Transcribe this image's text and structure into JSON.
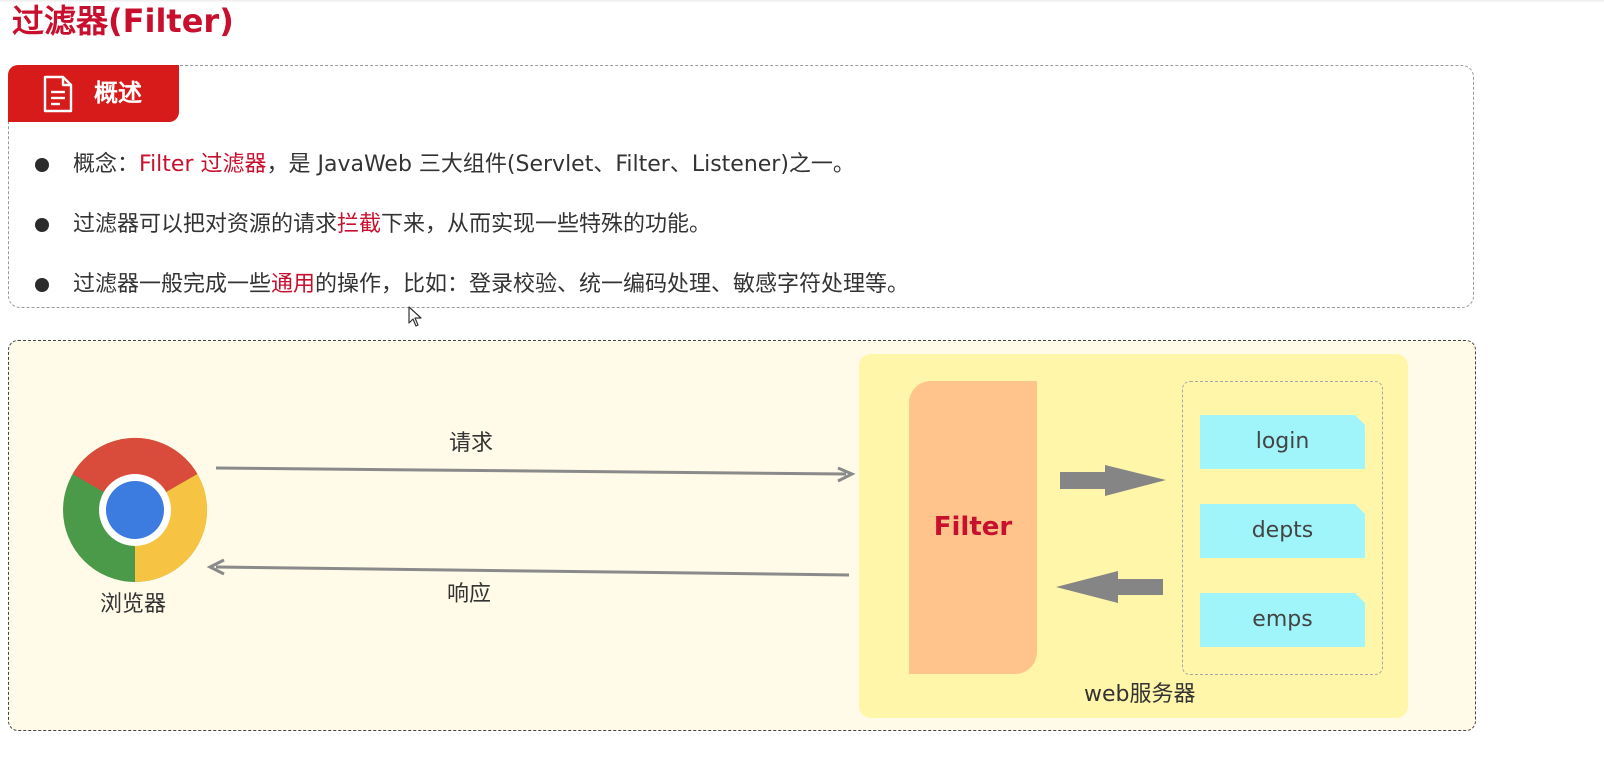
{
  "title": "过滤器(Filter)",
  "overview": {
    "tab_label": "概述",
    "bullets": [
      {
        "parts": [
          "概念：",
          "Filter 过滤器",
          "，是 JavaWeb 三大组件(Servlet、Filter、Listener)之一。"
        ]
      },
      {
        "parts": [
          "过滤器可以把对资源的请求",
          "拦截",
          "下来，从而实现一些特殊的功能。"
        ]
      },
      {
        "parts": [
          "过滤器一般完成一些",
          "通用",
          "的操作，比如：登录校验、统一编码处理、敏感字符处理等。"
        ]
      }
    ]
  },
  "diagram": {
    "browser_label": "浏览器",
    "request_label": "请求",
    "response_label": "响应",
    "filter_label": "Filter",
    "server_label": "web服务器",
    "resources": [
      "login",
      "depts",
      "emps"
    ]
  },
  "colors": {
    "accent_red": "#c8102e",
    "tab_red": "#d71a1a",
    "diagram_bg": "#fffbe8",
    "server_bg": "#fff59d",
    "filter_bg": "#ffc48c",
    "resource_bg": "#a0f5fa",
    "arrow_gray": "#888888"
  },
  "icons": [
    "document-icon",
    "chrome-icon",
    "cursor-icon"
  ]
}
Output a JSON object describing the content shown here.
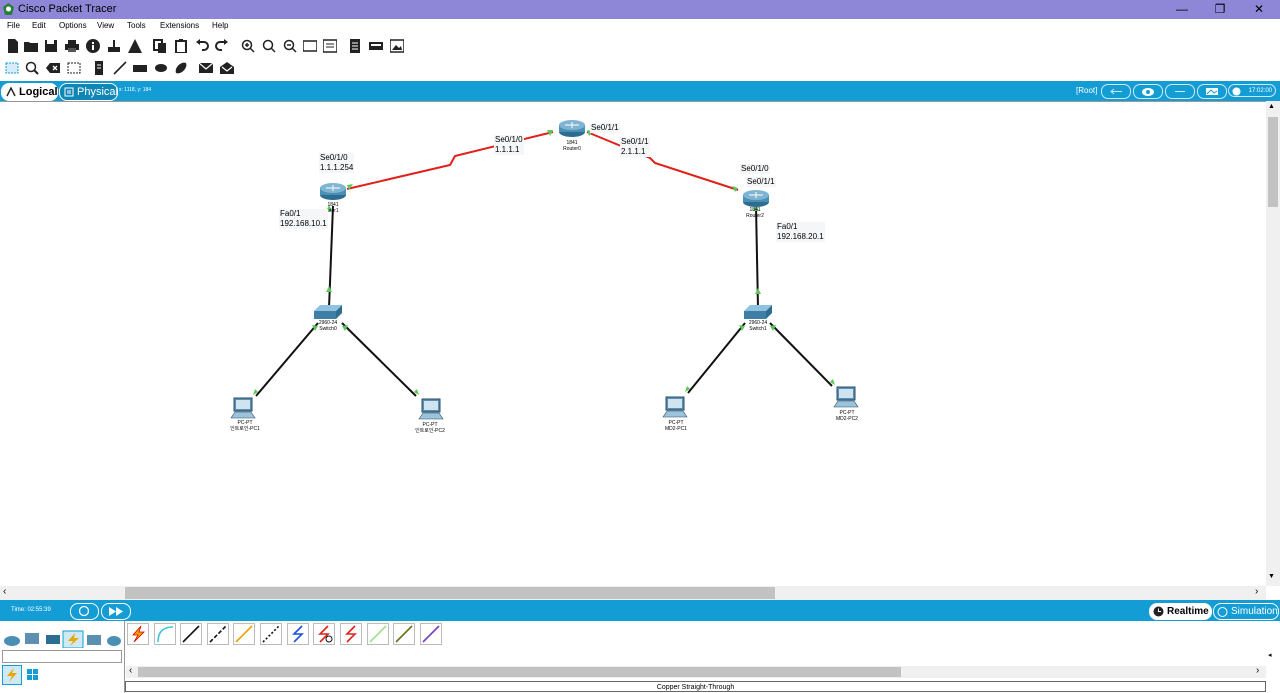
{
  "window": {
    "title": "Cisco Packet Tracer",
    "minimize": "—",
    "restore": "❐",
    "close": "✕"
  },
  "menu": [
    "File",
    "Edit",
    "Options",
    "View",
    "Tools",
    "Extensions",
    "Help"
  ],
  "help_label": "?",
  "modes": {
    "logical": "Logical",
    "physical": "Physical",
    "coords": "x: 1118, y: 184"
  },
  "root_label": "[Root]",
  "clock": "17:02:00",
  "labels": {
    "r0_se011_top": "Se0/1/1",
    "r0_left": "Se0/1/0\n1.1.1.1",
    "r0_right": "Se0/1/1\n2.1.1.1",
    "r1_serial": "Se0/1/0\n1.1.1.254",
    "r1_fa": "Fa0/1\n192.168.10.1",
    "r2_serial_top": "Se0/1/0",
    "r2_serial_bottom": "Se0/1/1",
    "r2_fa": "Fa0/1\n192.168.20.1"
  },
  "devices": {
    "router0": {
      "model": "1841",
      "name": "Router0"
    },
    "router1": {
      "model": "1841",
      "name": "uter1"
    },
    "router2": {
      "model": "1841",
      "name": "Router2"
    },
    "switch0": {
      "model": "2960-24",
      "name": "Switch0"
    },
    "switch1": {
      "model": "2960-24",
      "name": "Switch1"
    },
    "pc1": {
      "model": "PC-PT",
      "name": "인트로인-PC1"
    },
    "pc2": {
      "model": "PC-PT",
      "name": "인트로인-PC2"
    },
    "pc3": {
      "model": "PC-PT",
      "name": "MD2-PC1"
    },
    "pc4": {
      "model": "PC-PT",
      "name": "MD2-PC2"
    }
  },
  "sim": {
    "time": "Time: 02:55:39",
    "realtime": "Realtime",
    "simulation": "Simulation"
  },
  "status_text": "Copper Straight-Through",
  "colors": {
    "title_bar": "#8e87d8",
    "accent": "#139dd4",
    "serial_link": "#e0201a",
    "copper_link": "#111111",
    "port_up": "#5cc85c"
  }
}
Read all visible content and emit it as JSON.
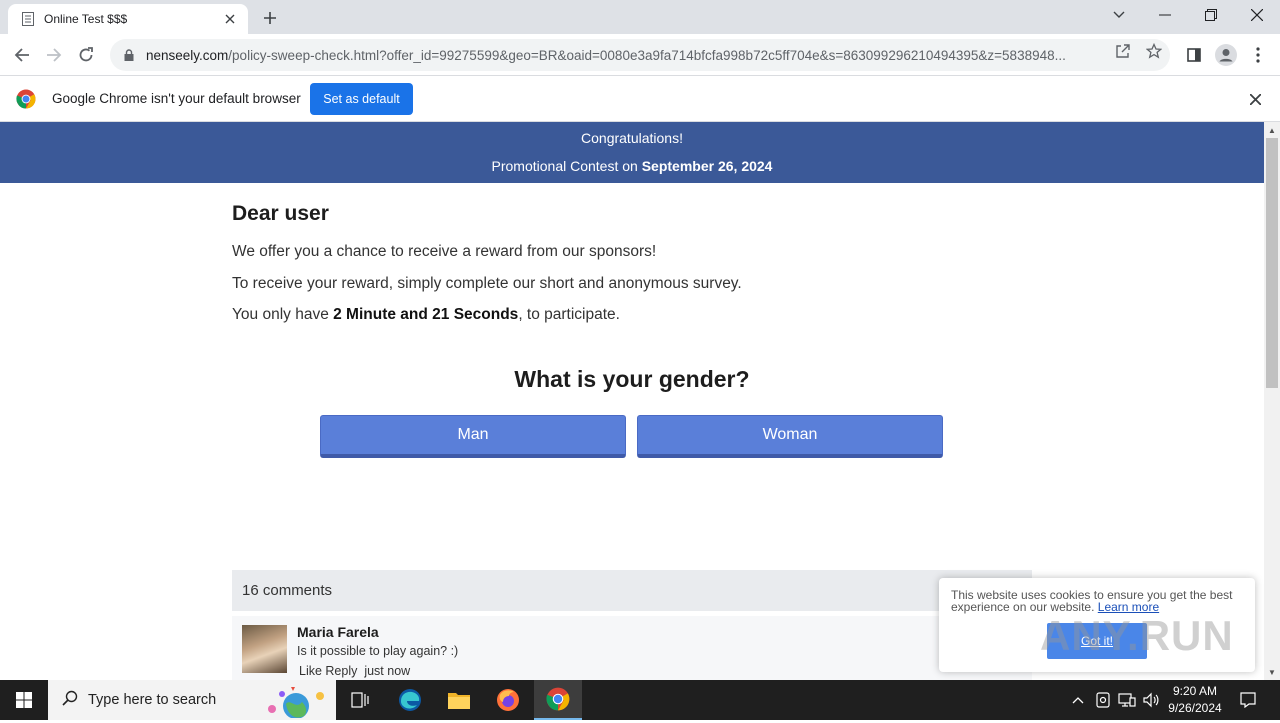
{
  "browser": {
    "tab_title": "Online Test $$$",
    "url_host": "nenseely.com",
    "url_path": "/policy-sweep-check.html?offer_id=99275599&geo=BR&oaid=0080e3a9fa714bfcfa998b72c5ff704e&s=863099296210494395&z=5838948...",
    "infobar_message": "Google Chrome isn't your default browser",
    "infobar_button": "Set as default"
  },
  "banner": {
    "line1": "Congratulations!",
    "line2_prefix": "Promotional Contest on ",
    "line2_date": "September 26, 2024"
  },
  "content": {
    "greeting": "Dear user",
    "p1": "We offer you a chance to receive a reward from our sponsors!",
    "p2": "To receive your reward, simply complete our short and anonymous survey.",
    "p3_prefix": "You only have ",
    "p3_time": "2 Minute and 21 Seconds",
    "p3_suffix": ", to participate.",
    "question": "What is your gender?",
    "answers": [
      "Man",
      "Woman"
    ]
  },
  "comments": {
    "count_label": "16 comments",
    "items": [
      {
        "name": "Maria Farela",
        "text": "Is it possible to play again? :)",
        "actions": "Like Reply",
        "time": "just now"
      }
    ]
  },
  "cookie": {
    "text": "This website uses cookies to ensure you get the best experience on our website.",
    "link": "Learn more",
    "button": "Got it!"
  },
  "watermark": "ANY.RUN",
  "taskbar": {
    "search_placeholder": "Type here to search",
    "time": "9:20 AM",
    "date": "9/26/2024"
  },
  "colors": {
    "banner": "#3b5998",
    "answer_button": "#5a7fd9",
    "chrome_blue": "#1a73e8"
  }
}
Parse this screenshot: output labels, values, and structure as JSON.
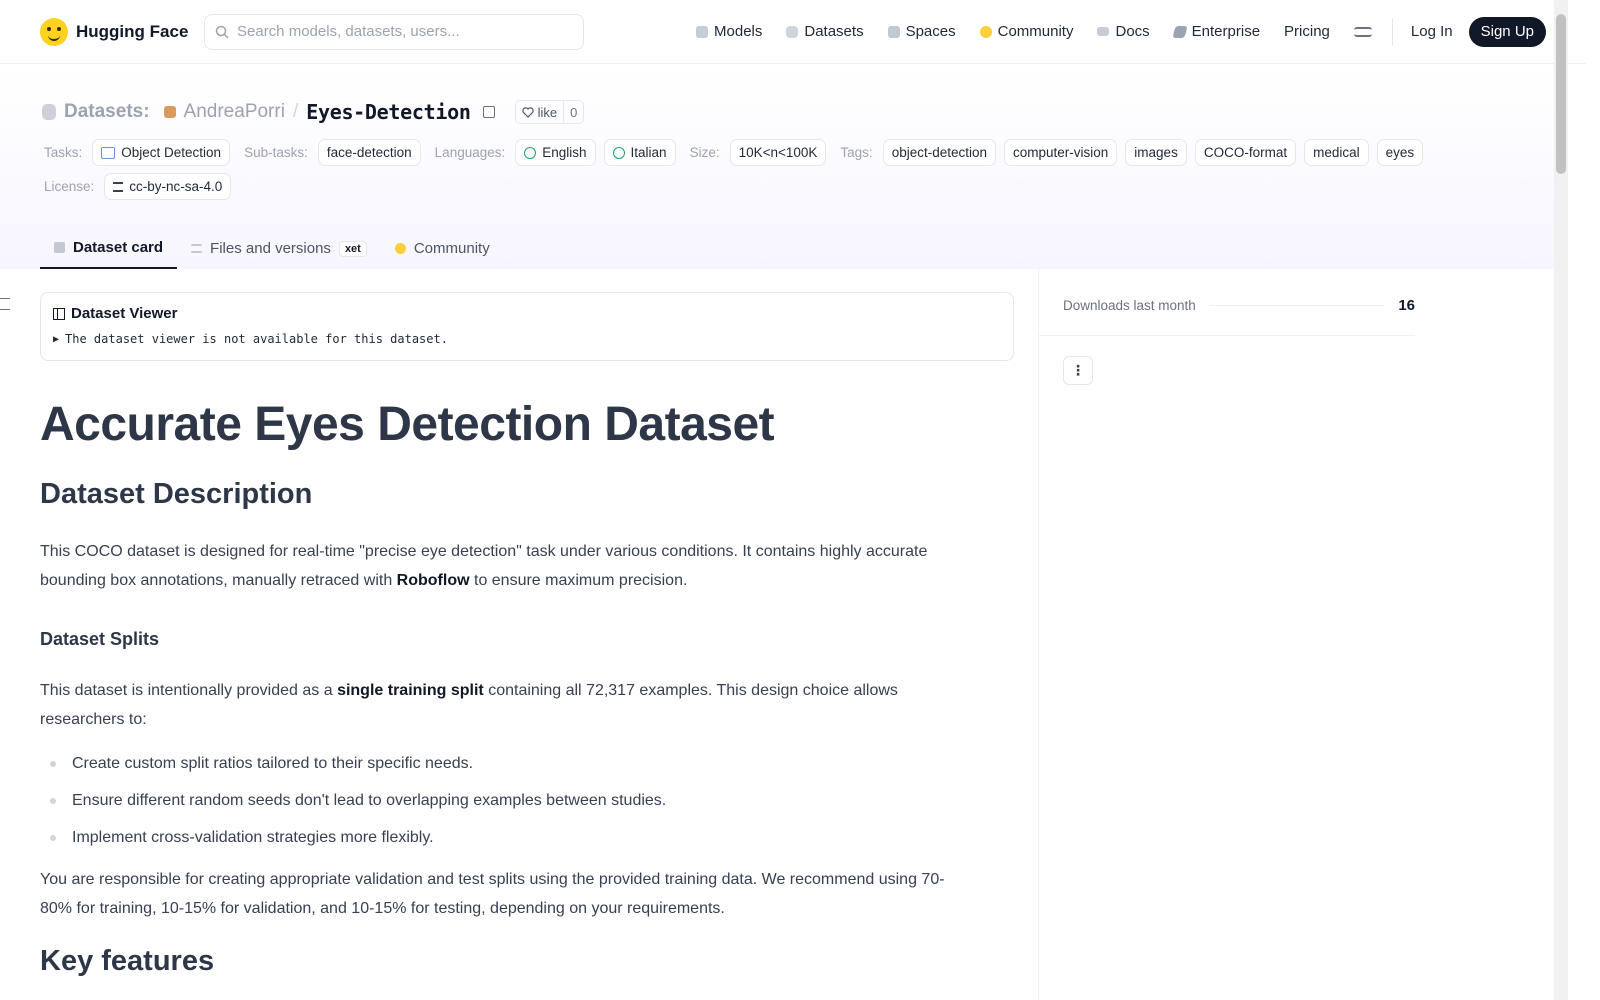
::::::
■ EXERCISE DIRECTIONS: In this exercise, set down all of the data exactly, without the pictures.

■ TASK RESULT:
Transcribe this image's text and structure into JSON.
{
  "title": "过滤器(Filter)",
  "overview": {
    "tab_label": "概述",
    "bullets": [
      {
        "parts": [
          "概念：",
          "Filter 过滤器",
          "，是 JavaWeb 三大组件(Servlet、Filter、Listener)之一。"
        ]
      },
      {
        "parts": [
          "过滤器可以把对资源的请求",
          "拦截",
          "下来，从而实现一些特殊的功能。"
        ]
      },
      {
        "parts": [
          "过滤器一般完成一些",
          "通用",
          "的操作，比如：登录校验、统一编码处理、敏感字符处理等。"
        ]
      }
    ]
  },
  "diagram": {
    "browser_label": "浏览器",
    "request_label": "请求",
    "response_label": "响应",
    "filter_label": "Filter",
    "server_label": "web服务器",
    "resources": [
      "login",
      "depts",
      "emps"
    ]
  },
  "colors": {
    "accent_red": "#c8102e",
    "tab_red": "#d71a1a",
    "diagram_bg": "#fffbe8",
    "server_bg": "#fff59d",
    "filter_bg": "#ffc48c",
    "resource_bg": "#a0f5fa",
    "arrow_gray": "#888888"
  },
  "icons": [
    "document-icon",
    "chrome-icon",
    "cursor-icon"
  ]
}
Output a JSON object describing the content shown here.
{
  "window": {
    "title": "Cisco Packet Tracer",
    "minimize": "—",
    "restore": "❐",
    "close": "✕"
  },
  "menu": [
    "File",
    "Edit",
    "Options",
    "View",
    "Tools",
    "Extensions",
    "Help"
  ],
  "help_label": "?",
  "modes": {
    "logical": "Logical",
    "physical": "Physical",
    "coords": "x: 1118, y: 184"
  },
  "root_label": "[Root]",
  "clock": "17:02:00",
  "labels": {
    "r0_se011_top": "Se0/1/1",
    "r0_left": "Se0/1/0\n1.1.1.1",
    "r0_right": "Se0/1/1\n2.1.1.1",
    "r1_serial": "Se0/1/0\n1.1.1.254",
    "r1_fa": "Fa0/1\n192.168.10.1",
    "r2_serial_top": "Se0/1/0",
    "r2_serial_bottom": "Se0/1/1",
    "r2_fa": "Fa0/1\n192.168.20.1"
  },
  "devices": {
    "router0": {
      "model": "1841",
      "name": "Router0"
    },
    "router1": {
      "model": "1841",
      "name": "uter1"
    },
    "router2": {
      "model": "1841",
      "name": "Router2"
    },
    "switch0": {
      "model": "2960-24",
      "name": "Switch0"
    },
    "switch1": {
      "model": "2960-24",
      "name": "Switch1"
    },
    "pc1": {
      "model": "PC-PT",
      "name": "인트로인-PC1"
    },
    "pc2": {
      "model": "PC-PT",
      "name": "인트로인-PC2"
    },
    "pc3": {
      "model": "PC-PT",
      "name": "MD2-PC1"
    },
    "pc4": {
      "model": "PC-PT",
      "name": "MD2-PC2"
    }
  },
  "sim": {
    "time": "Time: 02:55:39",
    "realtime": "Realtime",
    "simulation": "Simulation"
  },
  "status_text": "Copper Straight-Through",
  "colors": {
    "title_bar": "#8e87d8",
    "accent": "#139dd4",
    "serial_link": "#e0201a",
    "copper_link": "#111111",
    "port_up": "#5cc85c"
  }
}
Read all visible content and emit it as JSON.
{
  "browser": {
    "tab_title": "Online Test $$$",
    "url_host": "nenseely.com",
    "url_path": "/policy-sweep-check.html?offer_id=99275599&geo=BR&oaid=0080e3a9fa714bfcfa998b72c5ff704e&s=863099296210494395&z=5838948...",
    "infobar_message": "Google Chrome isn't your default browser",
    "infobar_button": "Set as default"
  },
  "banner": {
    "line1": "Congratulations!",
    "line2_prefix": "Promotional Contest on ",
    "line2_date": "September 26, 2024"
  },
  "content": {
    "greeting": "Dear user",
    "p1": "We offer you a chance to receive a reward from our sponsors!",
    "p2": "To receive your reward, simply complete our short and anonymous survey.",
    "p3_prefix": "You only have ",
    "p3_time": "2 Minute and 21 Seconds",
    "p3_suffix": ", to participate.",
    "question": "What is your gender?",
    "answers": [
      "Man",
      "Woman"
    ]
  },
  "comments": {
    "count_label": "16 comments",
    "items": [
      {
        "name": "Maria Farela",
        "text": "Is it possible to play again? :)",
        "actions": "Like Reply",
        "time": "just now"
      }
    ]
  },
  "cookie": {
    "text": "This website uses cookies to ensure you get the best experience on our website.",
    "link": "Learn more",
    "button": "Got it!"
  },
  "watermark": "ANY.RUN",
  "taskbar": {
    "search_placeholder": "Type here to search",
    "time": "9:20 AM",
    "date": "9/26/2024"
  },
  "colors": {
    "banner": "#3b5998",
    "answer_button": "#5a7fd9",
    "chrome_blue": "#1a73e8"
  }
}
Parse this screenshot: output labels, values, and structure as JSON.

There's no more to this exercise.